WHAT TO PRODUCE: Return the material exactly as supplied, apart from the pictures, which are omitted.

EXTRACTED DATA:
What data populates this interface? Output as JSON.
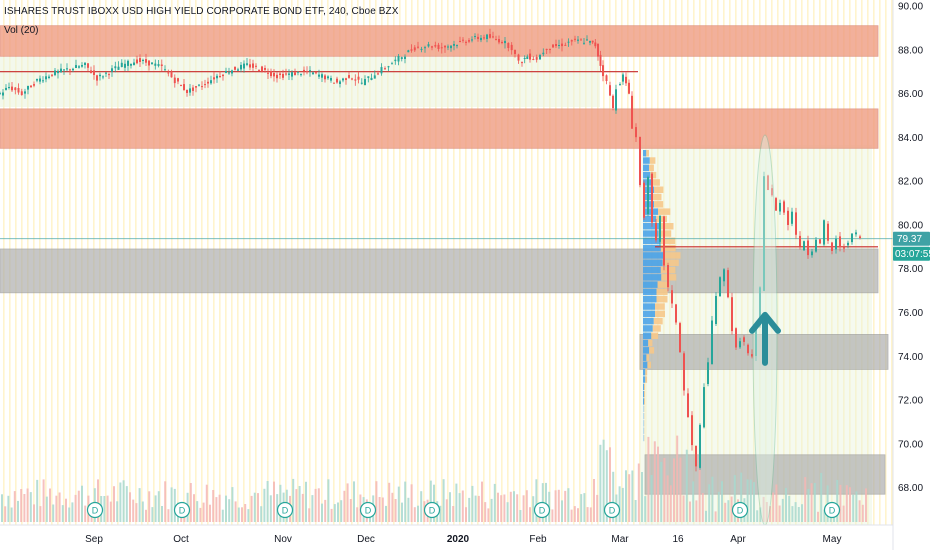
{
  "header": {
    "title": "ISHARES TRUST IBOXX USD HIGH YIELD CORPORATE BOND ETF, 240, Cboe BZX",
    "volume_label": "Vol (20)"
  },
  "chart_data": {
    "type": "candlestick",
    "y_axis": {
      "range": [
        66.5,
        90.5
      ],
      "ticks": [
        "90.00",
        "88.00",
        "86.00",
        "84.00",
        "82.00",
        "80.00",
        "78.00",
        "76.00",
        "74.00",
        "72.00",
        "70.00",
        "68.00"
      ]
    },
    "x_axis": {
      "ticks": [
        "Sep",
        "Oct",
        "Nov",
        "Dec",
        "2020",
        "Feb",
        "Mar",
        "16",
        "Apr",
        "May"
      ]
    },
    "last_price": "79.37",
    "countdown": "03:07:55",
    "dividend_marker": "D",
    "dividend_markers": [
      "D",
      "D",
      "D",
      "D",
      "D",
      "D",
      "D",
      "D",
      "D"
    ],
    "price_path": [
      [
        0,
        85.9
      ],
      [
        12,
        86.3
      ],
      [
        25,
        86.0
      ],
      [
        40,
        86.6
      ],
      [
        55,
        86.9
      ],
      [
        70,
        87.1
      ],
      [
        88,
        87.3
      ],
      [
        100,
        86.7
      ],
      [
        112,
        87.0
      ],
      [
        125,
        87.3
      ],
      [
        140,
        87.5
      ],
      [
        152,
        87.4
      ],
      [
        165,
        87.2
      ],
      [
        178,
        86.6
      ],
      [
        190,
        86.1
      ],
      [
        205,
        86.4
      ],
      [
        220,
        86.8
      ],
      [
        235,
        87.1
      ],
      [
        250,
        87.3
      ],
      [
        265,
        87.1
      ],
      [
        280,
        86.8
      ],
      [
        295,
        86.9
      ],
      [
        310,
        87.0
      ],
      [
        325,
        86.8
      ],
      [
        340,
        86.5
      ],
      [
        352,
        86.8
      ],
      [
        365,
        86.5
      ],
      [
        378,
        86.9
      ],
      [
        392,
        87.3
      ],
      [
        405,
        87.7
      ],
      [
        418,
        88.1
      ],
      [
        432,
        88.2
      ],
      [
        445,
        88.1
      ],
      [
        460,
        88.3
      ],
      [
        475,
        88.5
      ],
      [
        490,
        88.6
      ],
      [
        505,
        88.4
      ],
      [
        515,
        88.1
      ],
      [
        522,
        87.4
      ],
      [
        530,
        87.7
      ],
      [
        540,
        87.6
      ],
      [
        550,
        88.1
      ],
      [
        562,
        88.2
      ],
      [
        575,
        88.4
      ],
      [
        590,
        88.4
      ],
      [
        598,
        88.2
      ],
      [
        603,
        87.3
      ],
      [
        610,
        86.5
      ],
      [
        616,
        85.3
      ],
      [
        620,
        86.3
      ],
      [
        626,
        86.8
      ],
      [
        632,
        86.0
      ],
      [
        636,
        84.5
      ],
      [
        640,
        84.0
      ],
      [
        644,
        81.8
      ],
      [
        648,
        80.4
      ],
      [
        652,
        82.3
      ],
      [
        656,
        80.0
      ],
      [
        660,
        79.2
      ],
      [
        664,
        80.3
      ],
      [
        668,
        78.2
      ],
      [
        672,
        77.1
      ],
      [
        676,
        76.3
      ],
      [
        680,
        75.6
      ],
      [
        684,
        74.2
      ],
      [
        688,
        72.4
      ],
      [
        692,
        71.2
      ],
      [
        696,
        69.9
      ],
      [
        700,
        68.9
      ],
      [
        704,
        70.8
      ],
      [
        708,
        72.7
      ],
      [
        712,
        73.6
      ],
      [
        716,
        75.6
      ],
      [
        720,
        76.8
      ],
      [
        724,
        77.5
      ],
      [
        728,
        77.9
      ],
      [
        732,
        76.8
      ],
      [
        736,
        75.2
      ],
      [
        740,
        74.3
      ],
      [
        744,
        74.8
      ],
      [
        748,
        74.6
      ],
      [
        752,
        74.1
      ],
      [
        756,
        73.9
      ],
      [
        760,
        75.3
      ],
      [
        764,
        77.1
      ],
      [
        768,
        82.3
      ],
      [
        772,
        81.6
      ],
      [
        776,
        81.3
      ],
      [
        780,
        80.6
      ],
      [
        784,
        81.1
      ],
      [
        788,
        80.6
      ],
      [
        792,
        80.1
      ],
      [
        796,
        80.6
      ],
      [
        800,
        79.6
      ],
      [
        804,
        78.9
      ],
      [
        808,
        79.3
      ],
      [
        812,
        78.7
      ],
      [
        816,
        78.9
      ],
      [
        820,
        79.4
      ],
      [
        824,
        79.1
      ],
      [
        828,
        80.1
      ],
      [
        832,
        79.2
      ],
      [
        836,
        78.8
      ],
      [
        840,
        79.4
      ],
      [
        844,
        78.9
      ],
      [
        848,
        79.0
      ],
      [
        852,
        79.3
      ],
      [
        856,
        79.5
      ],
      [
        860,
        79.6
      ],
      [
        864,
        79.4
      ]
    ],
    "resistance_zones": [
      [
        87.7,
        89.1
      ],
      [
        83.5,
        85.3
      ]
    ],
    "support_zones": [
      [
        76.9,
        78.9
      ],
      [
        73.4,
        75.0
      ],
      [
        67.7,
        69.5
      ]
    ],
    "horizontal_lines": [
      87.0,
      79.0
    ],
    "current_price_line": 79.37
  },
  "colors": {
    "up": "#26a69a",
    "down": "#ef5350",
    "zone_red": "#ef9a80",
    "zone_gray": "#a9a9a9",
    "arrow": "#2a8d99",
    "tag": "#3fa2a5",
    "tag_dark": "#26a69a",
    "grid_stripe": "#fff3c8"
  }
}
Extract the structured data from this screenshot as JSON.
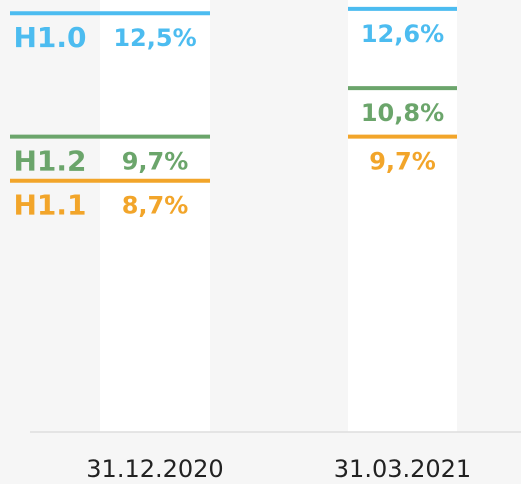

TASK RESULT:
What data populates this interface? Output as JSON.
{
  "header": {
    "title": "ISHARES TRUST IBOXX USD HIGH YIELD CORPORATE BOND ETF, 240, Cboe BZX",
    "volume_label": "Vol (20)"
  },
  "chart_data": {
    "type": "candlestick",
    "y_axis": {
      "range": [
        66.5,
        90.5
      ],
      "ticks": [
        "90.00",
        "88.00",
        "86.00",
        "84.00",
        "82.00",
        "80.00",
        "78.00",
        "76.00",
        "74.00",
        "72.00",
        "70.00",
        "68.00"
      ]
    },
    "x_axis": {
      "ticks": [
        "Sep",
        "Oct",
        "Nov",
        "Dec",
        "2020",
        "Feb",
        "Mar",
        "16",
        "Apr",
        "May"
      ]
    },
    "last_price": "79.37",
    "countdown": "03:07:55",
    "dividend_marker": "D",
    "dividend_markers": [
      "D",
      "D",
      "D",
      "D",
      "D",
      "D",
      "D",
      "D",
      "D"
    ],
    "price_path": [
      [
        0,
        85.9
      ],
      [
        12,
        86.3
      ],
      [
        25,
        86.0
      ],
      [
        40,
        86.6
      ],
      [
        55,
        86.9
      ],
      [
        70,
        87.1
      ],
      [
        88,
        87.3
      ],
      [
        100,
        86.7
      ],
      [
        112,
        87.0
      ],
      [
        125,
        87.3
      ],
      [
        140,
        87.5
      ],
      [
        152,
        87.4
      ],
      [
        165,
        87.2
      ],
      [
        178,
        86.6
      ],
      [
        190,
        86.1
      ],
      [
        205,
        86.4
      ],
      [
        220,
        86.8
      ],
      [
        235,
        87.1
      ],
      [
        250,
        87.3
      ],
      [
        265,
        87.1
      ],
      [
        280,
        86.8
      ],
      [
        295,
        86.9
      ],
      [
        310,
        87.0
      ],
      [
        325,
        86.8
      ],
      [
        340,
        86.5
      ],
      [
        352,
        86.8
      ],
      [
        365,
        86.5
      ],
      [
        378,
        86.9
      ],
      [
        392,
        87.3
      ],
      [
        405,
        87.7
      ],
      [
        418,
        88.1
      ],
      [
        432,
        88.2
      ],
      [
        445,
        88.1
      ],
      [
        460,
        88.3
      ],
      [
        475,
        88.5
      ],
      [
        490,
        88.6
      ],
      [
        505,
        88.4
      ],
      [
        515,
        88.1
      ],
      [
        522,
        87.4
      ],
      [
        530,
        87.7
      ],
      [
        540,
        87.6
      ],
      [
        550,
        88.1
      ],
      [
        562,
        88.2
      ],
      [
        575,
        88.4
      ],
      [
        590,
        88.4
      ],
      [
        598,
        88.2
      ],
      [
        603,
        87.3
      ],
      [
        610,
        86.5
      ],
      [
        616,
        85.3
      ],
      [
        620,
        86.3
      ],
      [
        626,
        86.8
      ],
      [
        632,
        86.0
      ],
      [
        636,
        84.5
      ],
      [
        640,
        84.0
      ],
      [
        644,
        81.8
      ],
      [
        648,
        80.4
      ],
      [
        652,
        82.3
      ],
      [
        656,
        80.0
      ],
      [
        660,
        79.2
      ],
      [
        664,
        80.3
      ],
      [
        668,
        78.2
      ],
      [
        672,
        77.1
      ],
      [
        676,
        76.3
      ],
      [
        680,
        75.6
      ],
      [
        684,
        74.2
      ],
      [
        688,
        72.4
      ],
      [
        692,
        71.2
      ],
      [
        696,
        69.9
      ],
      [
        700,
        68.9
      ],
      [
        704,
        70.8
      ],
      [
        708,
        72.7
      ],
      [
        712,
        73.6
      ],
      [
        716,
        75.6
      ],
      [
        720,
        76.8
      ],
      [
        724,
        77.5
      ],
      [
        728,
        77.9
      ],
      [
        732,
        76.8
      ],
      [
        736,
        75.2
      ],
      [
        740,
        74.3
      ],
      [
        744,
        74.8
      ],
      [
        748,
        74.6
      ],
      [
        752,
        74.1
      ],
      [
        756,
        73.9
      ],
      [
        760,
        75.3
      ],
      [
        764,
        77.1
      ],
      [
        768,
        82.3
      ],
      [
        772,
        81.6
      ],
      [
        776,
        81.3
      ],
      [
        780,
        80.6
      ],
      [
        784,
        81.1
      ],
      [
        788,
        80.6
      ],
      [
        792,
        80.1
      ],
      [
        796,
        80.6
      ],
      [
        800,
        79.6
      ],
      [
        804,
        78.9
      ],
      [
        808,
        79.3
      ],
      [
        812,
        78.7
      ],
      [
        816,
        78.9
      ],
      [
        820,
        79.4
      ],
      [
        824,
        79.1
      ],
      [
        828,
        80.1
      ],
      [
        832,
        79.2
      ],
      [
        836,
        78.8
      ],
      [
        840,
        79.4
      ],
      [
        844,
        78.9
      ],
      [
        848,
        79.0
      ],
      [
        852,
        79.3
      ],
      [
        856,
        79.5
      ],
      [
        860,
        79.6
      ],
      [
        864,
        79.4
      ]
    ],
    "resistance_zones": [
      [
        87.7,
        89.1
      ],
      [
        83.5,
        85.3
      ]
    ],
    "support_zones": [
      [
        76.9,
        78.9
      ],
      [
        73.4,
        75.0
      ],
      [
        67.7,
        69.5
      ]
    ],
    "horizontal_lines": [
      87.0,
      79.0
    ],
    "current_price_line": 79.37
  },
  "colors": {
    "up": "#26a69a",
    "down": "#ef5350",
    "zone_red": "#ef9a80",
    "zone_gray": "#a9a9a9",
    "arrow": "#2a8d99",
    "tag": "#3fa2a5",
    "tag_dark": "#26a69a",
    "grid_stripe": "#fff3c8"
  }
}
Extract the structured data from this screenshot as JSON.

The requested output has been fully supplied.